Exercices
**a.** Traduisez en anglais cette phrase de l'extrait : « Les dispositions légales de contrôle ont changé entre le premier et le second examen. »
**b.** Prolongez l'extrait consacré aux coûts de Baycoat et de Stelco au-delà de sa dernière phrase.

Extrait du texte
_ _ _

Le ministère rétorque que le fait qu’il avait accepté les coûts de Baycoat comme étant ceux de Stelco dans le cadre d’une procédure antérieure n’a pas d’importance, et ce pour un certain nombre de raisons:

  1. cet examen était le premier depuis l’entrée en vigueur de l’URAA, qui prévoit de nouvelles normes pour le calcul des coûts,
  2. dans le cadre de son enquête, le ministère s’était servi des coûts de Baycoat parce qu’il s’agissait en fait du prix de transfert, ce qui atteste qu’il n’a jamais renoncé à sa préférence pour les prix de transfert,
  3. le ministère a traité l’affaire différemment d’une procédure à l’autre, de sorte qu’on ne peut pas affirmer qu’il y ait eu de pratique de longue date,
  4. le ministère est autorisé à modifier sa méthodologie s’il a de bonnes raisons de le faire et s’en explique suffisamment.

Ainsi, le ministère réplique qu’il n’est pas lié par un précédent administratif à cet égard. (Voir le mémoire de l’organisme d’enquête en réponse au mémoire de Stelco, p. 16-20.)

On comprend bien que Stelco, au stade du deuxième examen, se soit habitué à présenter les coûts de Baycoat comme les siens propres, mais rien n’indique qu’elle se soit appuyée sur la façon dont le ministère avait abordé les coûts. Les dispositions légales de contrôle ont changé entre le premier et le second examen. Le ministère du Commerce a manifestement demandé qu’on lui fournisse des « prix de transfert » et il avait de bonnes raisons de modifier sa méthodologie. Nous estimons par conséquent que le précédent administratif ne contraignait pas le ministère au plan de la méthodologie dans le cadre de cette procédure.

2. La méthodologie du ministère

Comme on l’a vu, le ministère s’est servi d’une moyenne d’un échantillon de prix facturés entre Baycoat et Stelco (« prix de transfert ») comme point de départ, conformément aux dispositions du sous-alinéa § 1677b(f)(1)(A), au lieu d’utiliser les coûts répartis de Baycoat tels qu’ils étaient proposés par Stelco. Le sous-alinéa 1677b(f)(1)(A) dispose ce qui suit:

On doit normalement calculer les coûts à partir des registres de l’exportateur ou du producteur de la marchandise, si ces registres sont tenus conformément aux principes comptables généralement reconnus du pays exportateur (ou du pays producteur, selon le cas) et s’ils traduisent raisonnablement les coûts associés à la production et à la vente de ladite marchandise. L’autorité qui applique la loi doit tenir compte de tous les éléments de preuve disponibles concernant la répartition correcte des coûts, notamment des éléments de preuve fournis par l’exportateur ou le producteur dans les délais voulus, si ces imputations ont servi régulièrement à l’exportateur ou au producteur, en particulier pour calculer les périodes d’amortissement et les sommes à imputer aux immobilisations et aux autres frais promotionnels.

_ _ _

Données fournies
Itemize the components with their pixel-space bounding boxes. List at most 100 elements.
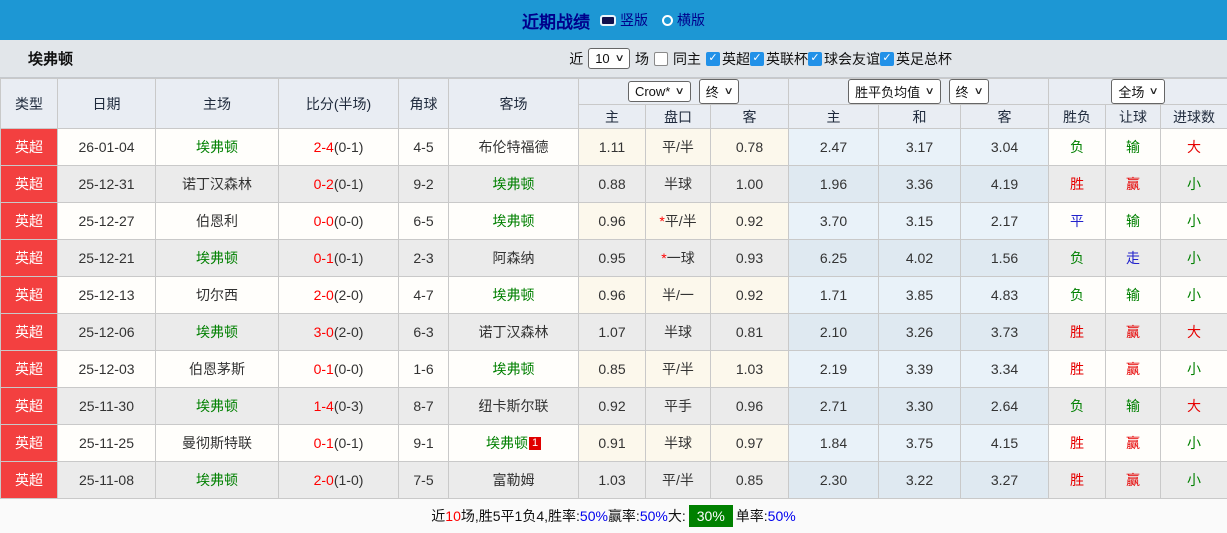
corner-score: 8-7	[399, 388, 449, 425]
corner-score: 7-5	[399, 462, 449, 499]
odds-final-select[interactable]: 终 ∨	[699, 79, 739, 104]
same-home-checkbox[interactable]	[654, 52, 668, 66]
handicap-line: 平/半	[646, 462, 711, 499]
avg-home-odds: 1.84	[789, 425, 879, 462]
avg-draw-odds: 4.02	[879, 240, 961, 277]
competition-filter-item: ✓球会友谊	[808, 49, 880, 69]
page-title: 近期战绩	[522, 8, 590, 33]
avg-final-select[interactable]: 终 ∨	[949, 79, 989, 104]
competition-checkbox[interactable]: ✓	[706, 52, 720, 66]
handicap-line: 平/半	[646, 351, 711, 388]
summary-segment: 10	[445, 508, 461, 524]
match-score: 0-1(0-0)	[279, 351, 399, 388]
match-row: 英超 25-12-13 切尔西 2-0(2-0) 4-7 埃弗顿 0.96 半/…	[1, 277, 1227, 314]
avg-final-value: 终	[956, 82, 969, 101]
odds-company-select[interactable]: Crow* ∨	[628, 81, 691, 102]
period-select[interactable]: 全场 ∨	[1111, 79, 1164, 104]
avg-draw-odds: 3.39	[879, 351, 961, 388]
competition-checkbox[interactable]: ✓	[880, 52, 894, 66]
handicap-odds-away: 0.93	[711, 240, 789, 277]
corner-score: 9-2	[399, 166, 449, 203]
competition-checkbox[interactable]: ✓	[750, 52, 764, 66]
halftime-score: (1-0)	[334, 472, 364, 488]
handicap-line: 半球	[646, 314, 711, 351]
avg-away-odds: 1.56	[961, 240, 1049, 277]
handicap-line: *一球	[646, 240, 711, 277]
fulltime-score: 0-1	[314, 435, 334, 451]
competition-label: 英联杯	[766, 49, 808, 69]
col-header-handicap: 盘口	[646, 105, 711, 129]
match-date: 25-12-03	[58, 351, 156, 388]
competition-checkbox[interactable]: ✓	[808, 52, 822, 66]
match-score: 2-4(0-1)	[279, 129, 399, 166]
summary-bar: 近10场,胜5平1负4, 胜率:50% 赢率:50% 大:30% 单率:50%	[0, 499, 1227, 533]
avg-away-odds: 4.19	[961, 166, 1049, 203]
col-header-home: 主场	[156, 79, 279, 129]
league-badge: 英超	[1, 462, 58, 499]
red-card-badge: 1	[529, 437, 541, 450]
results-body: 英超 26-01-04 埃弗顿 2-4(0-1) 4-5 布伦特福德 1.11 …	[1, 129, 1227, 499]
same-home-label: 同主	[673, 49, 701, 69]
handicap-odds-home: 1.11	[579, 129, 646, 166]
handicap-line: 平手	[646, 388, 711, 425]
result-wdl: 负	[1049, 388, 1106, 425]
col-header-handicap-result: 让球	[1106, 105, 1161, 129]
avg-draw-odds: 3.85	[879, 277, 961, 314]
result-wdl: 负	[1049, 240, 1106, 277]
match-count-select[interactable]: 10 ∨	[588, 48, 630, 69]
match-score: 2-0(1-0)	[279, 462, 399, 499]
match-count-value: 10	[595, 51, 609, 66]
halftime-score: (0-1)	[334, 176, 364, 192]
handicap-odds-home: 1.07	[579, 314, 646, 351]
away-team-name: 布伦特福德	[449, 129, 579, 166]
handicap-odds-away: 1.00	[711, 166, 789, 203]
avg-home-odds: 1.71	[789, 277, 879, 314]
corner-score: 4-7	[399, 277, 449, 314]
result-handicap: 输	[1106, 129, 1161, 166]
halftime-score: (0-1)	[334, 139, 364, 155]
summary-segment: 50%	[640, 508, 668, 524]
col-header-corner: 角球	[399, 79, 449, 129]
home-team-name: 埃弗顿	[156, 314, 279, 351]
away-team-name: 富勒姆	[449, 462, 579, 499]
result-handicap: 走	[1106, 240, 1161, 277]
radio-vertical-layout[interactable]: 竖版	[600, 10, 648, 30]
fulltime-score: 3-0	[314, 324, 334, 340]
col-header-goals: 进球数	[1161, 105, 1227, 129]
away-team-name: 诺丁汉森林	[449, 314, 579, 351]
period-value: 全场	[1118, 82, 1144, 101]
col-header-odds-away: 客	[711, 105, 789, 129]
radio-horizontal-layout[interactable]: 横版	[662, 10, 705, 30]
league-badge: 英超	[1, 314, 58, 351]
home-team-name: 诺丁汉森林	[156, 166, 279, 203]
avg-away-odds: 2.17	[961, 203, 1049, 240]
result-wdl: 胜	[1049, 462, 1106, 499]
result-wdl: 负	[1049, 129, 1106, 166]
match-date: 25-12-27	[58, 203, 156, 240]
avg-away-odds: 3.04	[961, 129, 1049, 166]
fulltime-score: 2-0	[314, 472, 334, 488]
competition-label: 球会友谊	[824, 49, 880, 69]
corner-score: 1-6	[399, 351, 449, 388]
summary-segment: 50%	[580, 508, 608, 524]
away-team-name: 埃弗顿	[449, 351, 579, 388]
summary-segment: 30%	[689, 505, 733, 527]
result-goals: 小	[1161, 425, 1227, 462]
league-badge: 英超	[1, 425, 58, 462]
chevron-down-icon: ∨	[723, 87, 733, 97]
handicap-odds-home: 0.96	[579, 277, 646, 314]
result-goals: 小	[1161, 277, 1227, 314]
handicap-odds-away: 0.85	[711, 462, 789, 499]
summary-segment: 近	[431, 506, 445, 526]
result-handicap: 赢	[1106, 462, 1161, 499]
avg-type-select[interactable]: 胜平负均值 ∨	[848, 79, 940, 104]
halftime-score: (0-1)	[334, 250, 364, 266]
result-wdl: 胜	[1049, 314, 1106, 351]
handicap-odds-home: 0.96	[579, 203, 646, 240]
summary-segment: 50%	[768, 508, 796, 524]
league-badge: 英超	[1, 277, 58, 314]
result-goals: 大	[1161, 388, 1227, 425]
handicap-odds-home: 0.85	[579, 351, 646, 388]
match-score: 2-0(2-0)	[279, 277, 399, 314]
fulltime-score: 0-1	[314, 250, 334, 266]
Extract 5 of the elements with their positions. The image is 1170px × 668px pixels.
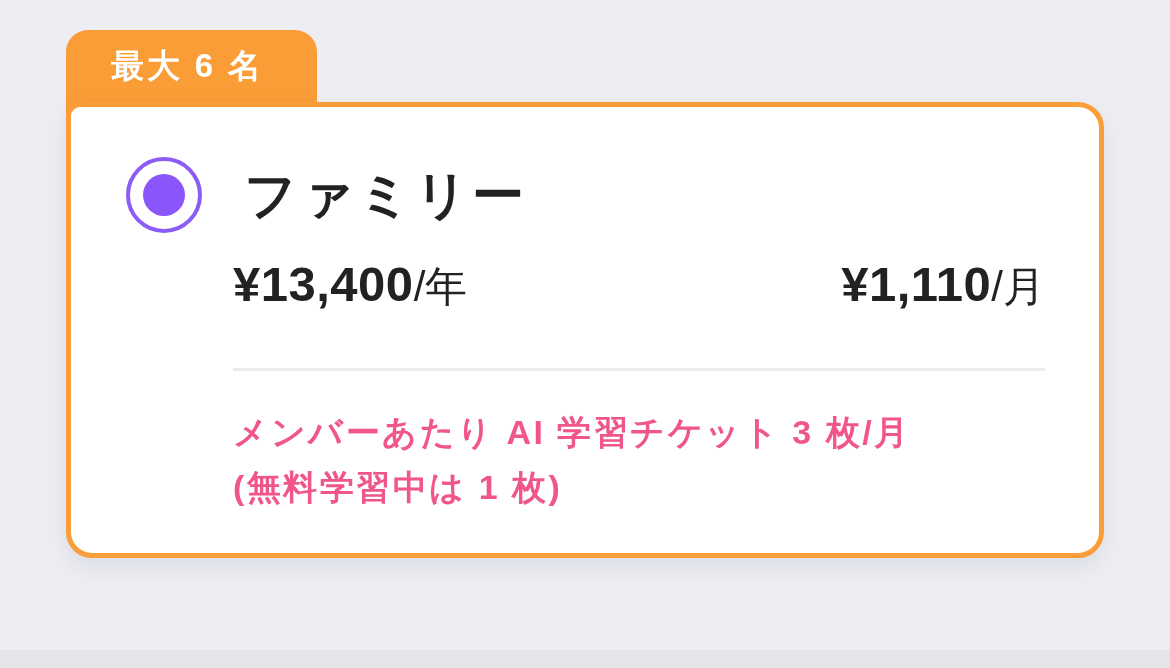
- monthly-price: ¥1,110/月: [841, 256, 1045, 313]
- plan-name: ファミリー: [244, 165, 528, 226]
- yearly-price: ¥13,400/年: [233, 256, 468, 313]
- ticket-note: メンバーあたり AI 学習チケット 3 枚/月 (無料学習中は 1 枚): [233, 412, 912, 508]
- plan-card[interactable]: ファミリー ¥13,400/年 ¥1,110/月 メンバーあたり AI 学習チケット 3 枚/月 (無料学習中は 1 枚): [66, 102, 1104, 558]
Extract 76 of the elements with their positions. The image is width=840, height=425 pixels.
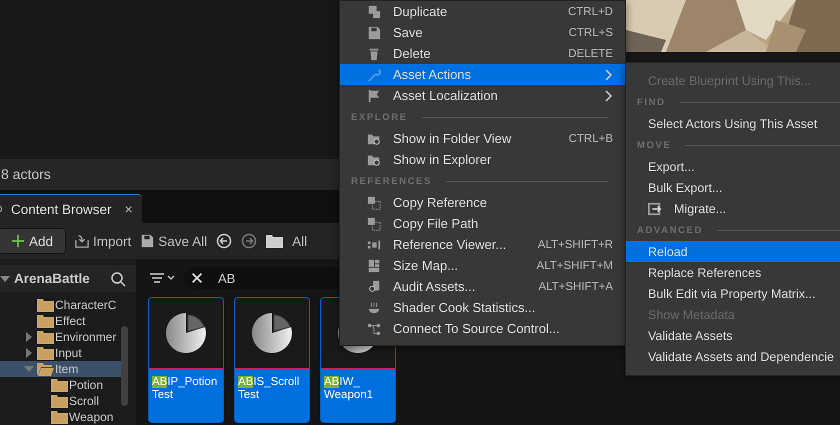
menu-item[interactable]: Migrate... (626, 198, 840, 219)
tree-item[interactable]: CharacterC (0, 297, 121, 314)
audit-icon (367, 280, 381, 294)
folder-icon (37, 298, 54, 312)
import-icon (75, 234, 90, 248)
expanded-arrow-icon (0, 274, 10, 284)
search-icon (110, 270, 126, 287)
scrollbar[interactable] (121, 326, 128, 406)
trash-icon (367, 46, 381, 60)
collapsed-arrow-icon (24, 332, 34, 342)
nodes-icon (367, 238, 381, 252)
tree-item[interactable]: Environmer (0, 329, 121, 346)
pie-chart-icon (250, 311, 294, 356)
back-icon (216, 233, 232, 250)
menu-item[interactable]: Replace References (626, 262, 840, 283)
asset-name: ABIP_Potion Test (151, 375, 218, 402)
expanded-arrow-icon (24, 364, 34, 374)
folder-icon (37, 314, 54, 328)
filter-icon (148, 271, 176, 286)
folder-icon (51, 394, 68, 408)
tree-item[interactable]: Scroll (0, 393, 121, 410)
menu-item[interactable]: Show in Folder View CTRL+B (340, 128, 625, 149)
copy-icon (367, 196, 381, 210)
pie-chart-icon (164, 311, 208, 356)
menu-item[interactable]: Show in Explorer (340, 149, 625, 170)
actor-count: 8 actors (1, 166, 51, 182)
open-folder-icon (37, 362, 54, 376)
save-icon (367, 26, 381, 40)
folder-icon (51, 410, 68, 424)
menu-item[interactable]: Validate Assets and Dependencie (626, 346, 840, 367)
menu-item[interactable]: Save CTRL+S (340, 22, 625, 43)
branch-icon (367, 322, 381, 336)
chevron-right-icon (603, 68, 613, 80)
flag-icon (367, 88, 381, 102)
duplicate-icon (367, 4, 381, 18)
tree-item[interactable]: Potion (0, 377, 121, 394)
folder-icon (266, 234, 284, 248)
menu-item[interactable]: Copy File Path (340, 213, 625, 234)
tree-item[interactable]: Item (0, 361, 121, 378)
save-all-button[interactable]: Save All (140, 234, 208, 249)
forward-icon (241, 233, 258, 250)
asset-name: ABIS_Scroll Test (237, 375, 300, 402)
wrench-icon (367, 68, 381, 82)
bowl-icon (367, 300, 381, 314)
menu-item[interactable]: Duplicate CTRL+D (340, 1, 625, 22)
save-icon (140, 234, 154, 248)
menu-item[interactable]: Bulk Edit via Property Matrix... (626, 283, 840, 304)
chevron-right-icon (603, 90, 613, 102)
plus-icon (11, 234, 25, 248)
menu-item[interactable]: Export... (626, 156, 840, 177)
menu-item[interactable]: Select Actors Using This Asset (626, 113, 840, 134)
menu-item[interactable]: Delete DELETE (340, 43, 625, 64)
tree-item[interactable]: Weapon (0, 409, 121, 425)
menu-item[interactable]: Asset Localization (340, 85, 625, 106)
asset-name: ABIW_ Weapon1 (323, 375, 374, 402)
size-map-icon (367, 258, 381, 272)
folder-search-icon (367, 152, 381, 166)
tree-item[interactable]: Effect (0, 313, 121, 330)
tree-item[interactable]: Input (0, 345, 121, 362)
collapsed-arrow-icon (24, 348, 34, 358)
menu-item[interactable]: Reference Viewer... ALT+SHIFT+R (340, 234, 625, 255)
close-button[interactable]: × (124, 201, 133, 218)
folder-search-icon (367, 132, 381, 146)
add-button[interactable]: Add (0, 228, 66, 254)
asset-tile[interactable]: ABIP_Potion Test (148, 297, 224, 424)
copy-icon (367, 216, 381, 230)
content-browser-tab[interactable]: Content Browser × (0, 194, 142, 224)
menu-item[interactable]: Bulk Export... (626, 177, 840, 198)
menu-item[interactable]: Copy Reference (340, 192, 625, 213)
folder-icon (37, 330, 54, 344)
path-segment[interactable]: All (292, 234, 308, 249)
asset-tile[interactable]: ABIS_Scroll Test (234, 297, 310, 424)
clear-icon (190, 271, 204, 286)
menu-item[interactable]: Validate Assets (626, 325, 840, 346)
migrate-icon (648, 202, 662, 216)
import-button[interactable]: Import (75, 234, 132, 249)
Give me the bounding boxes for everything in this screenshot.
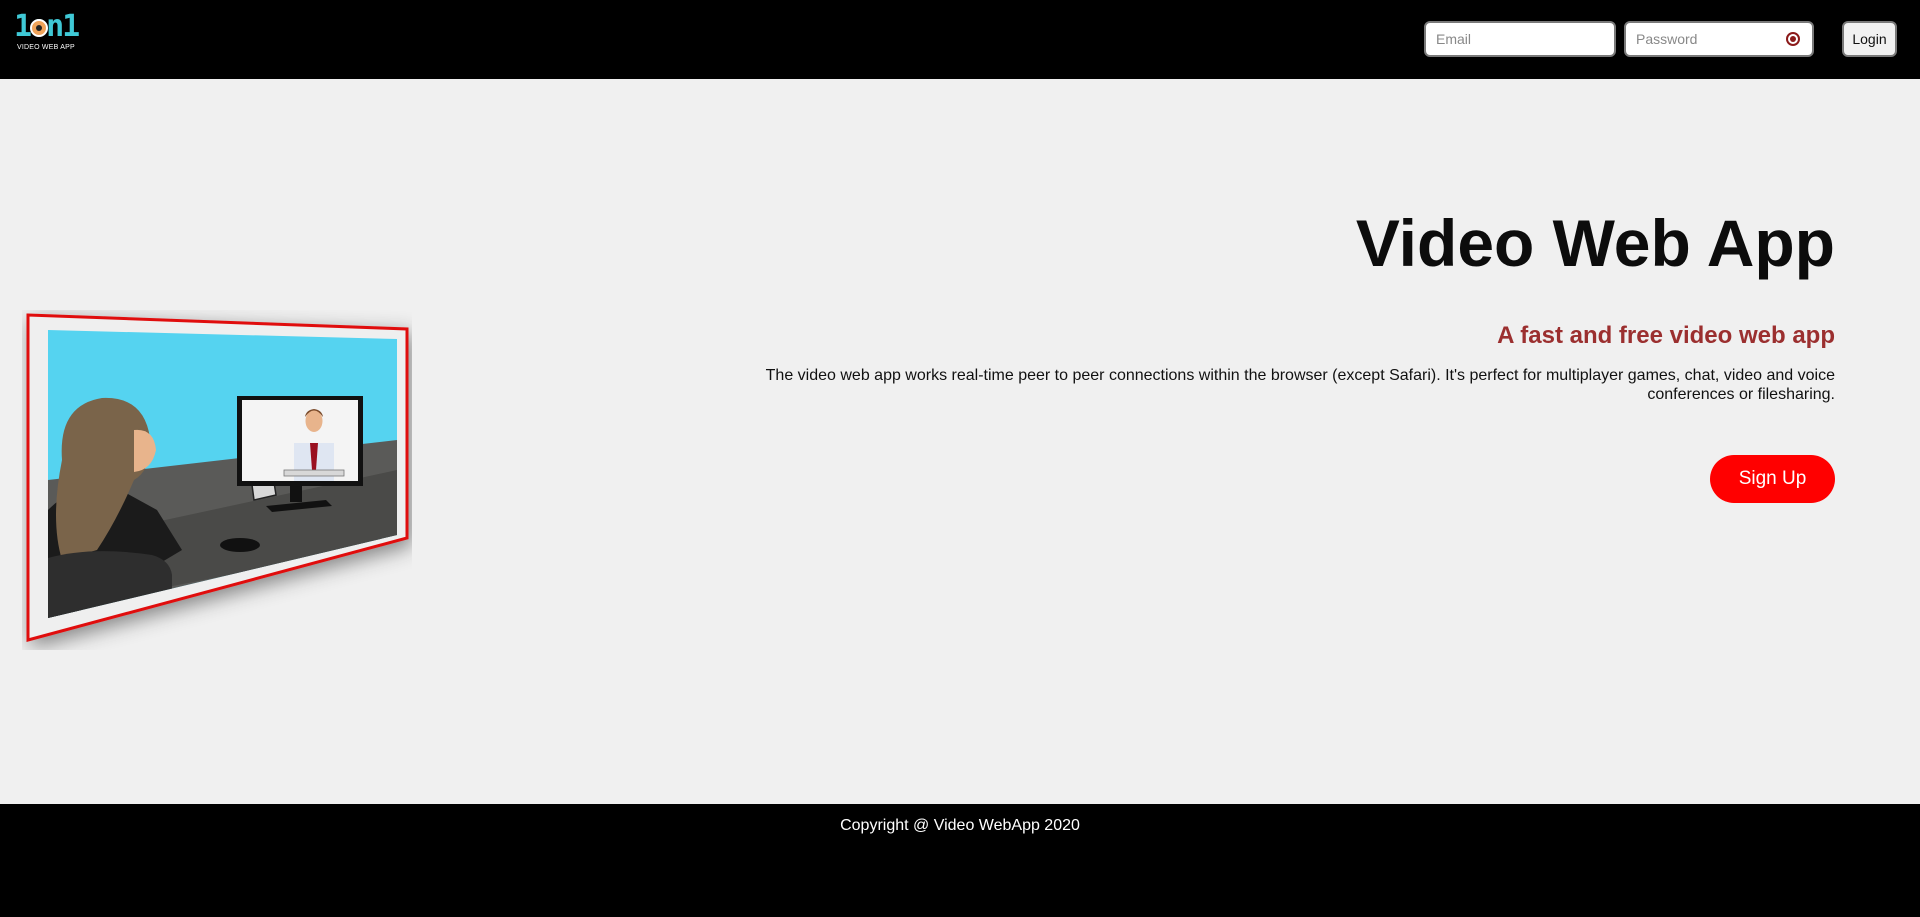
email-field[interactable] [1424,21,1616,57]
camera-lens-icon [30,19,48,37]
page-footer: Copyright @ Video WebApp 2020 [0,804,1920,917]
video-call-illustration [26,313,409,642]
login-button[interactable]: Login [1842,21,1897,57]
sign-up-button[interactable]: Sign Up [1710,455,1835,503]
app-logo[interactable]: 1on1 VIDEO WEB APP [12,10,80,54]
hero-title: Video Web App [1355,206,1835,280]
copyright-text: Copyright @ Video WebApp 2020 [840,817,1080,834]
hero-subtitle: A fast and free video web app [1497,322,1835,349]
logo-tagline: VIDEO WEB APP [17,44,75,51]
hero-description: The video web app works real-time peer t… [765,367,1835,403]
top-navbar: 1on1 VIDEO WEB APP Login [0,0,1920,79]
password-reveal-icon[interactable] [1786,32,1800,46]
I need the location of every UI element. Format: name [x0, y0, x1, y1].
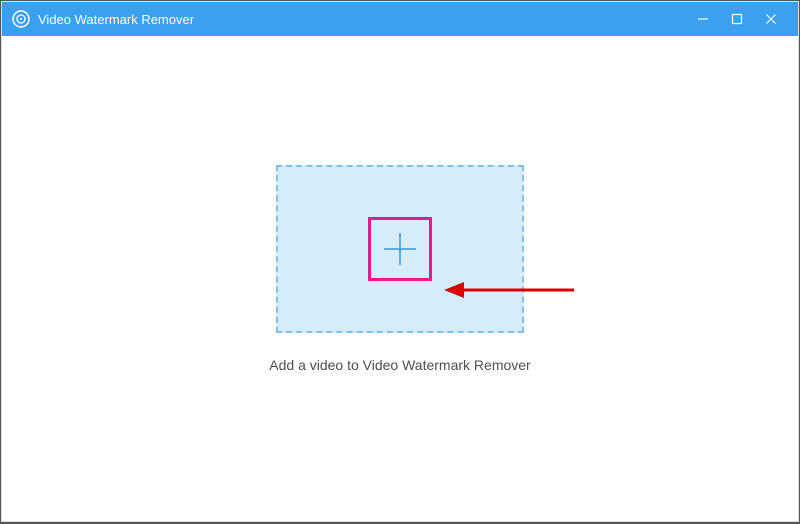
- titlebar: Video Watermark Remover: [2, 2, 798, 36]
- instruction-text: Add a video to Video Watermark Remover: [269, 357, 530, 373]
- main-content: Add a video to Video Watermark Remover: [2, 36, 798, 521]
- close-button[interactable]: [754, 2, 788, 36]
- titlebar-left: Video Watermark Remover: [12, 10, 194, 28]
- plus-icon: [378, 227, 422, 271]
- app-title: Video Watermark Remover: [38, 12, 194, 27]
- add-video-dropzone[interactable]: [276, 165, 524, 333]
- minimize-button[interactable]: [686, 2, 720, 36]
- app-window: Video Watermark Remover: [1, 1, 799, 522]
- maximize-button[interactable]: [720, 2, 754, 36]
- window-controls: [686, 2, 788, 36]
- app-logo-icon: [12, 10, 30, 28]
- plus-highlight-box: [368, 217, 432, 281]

_ _ _

Corrigés
**a.** The statutory review provisions changed between the first and the second review.

**b.**
Cette disposition impose au ministère de calculer le coût de production à partir des registres et des livres comptables du producteur de la marchandise, et la pratique ordinaire de Stelco, selon le questionnaire auquel elle a répondu, est d’enregistrer le prix facturé comme étant son propre coût des services de peinture (rapport inédit, Doc. 8).

Le ministère a donc appliqué les dispositions 19 U.S.C. § 1677b(f)(2):

(2) Opérations non considérées

Il est possible de ne pas tenir compte d’une opération directe ou indirecte entre des personnes affiliées à condition que, dans le cas de tout élément de valeur à prendre en considération, le montant représentant cet élément ne traduise pas fidèlement le montant généralement représenté dans les ventes de la marchandise en question sur le marché en question. Si l’on écarte une opération aux termes de ce qui précède et qu’il n’existe pas d’autres opérations à considérer, le calcul du montant sera fonction des renseignements dont on dispose sur ce que ce montant aurait été si l’opération avait eu lieu entre des personnes non affiliées.

Le sous-alinéa f)(2) permet au ministère de ne pas tenir compte d’une opération entre Stelco et Baycoat si cette opération ne correspond pas à une valeur marchande ou n’équivaut pas à une opération autonome. Autrement dit, le ministère n’est pas contraint de ne pas tenir compte de l’opération si elle ne correspond pas à une valeur marchande, mais il en a le loisir.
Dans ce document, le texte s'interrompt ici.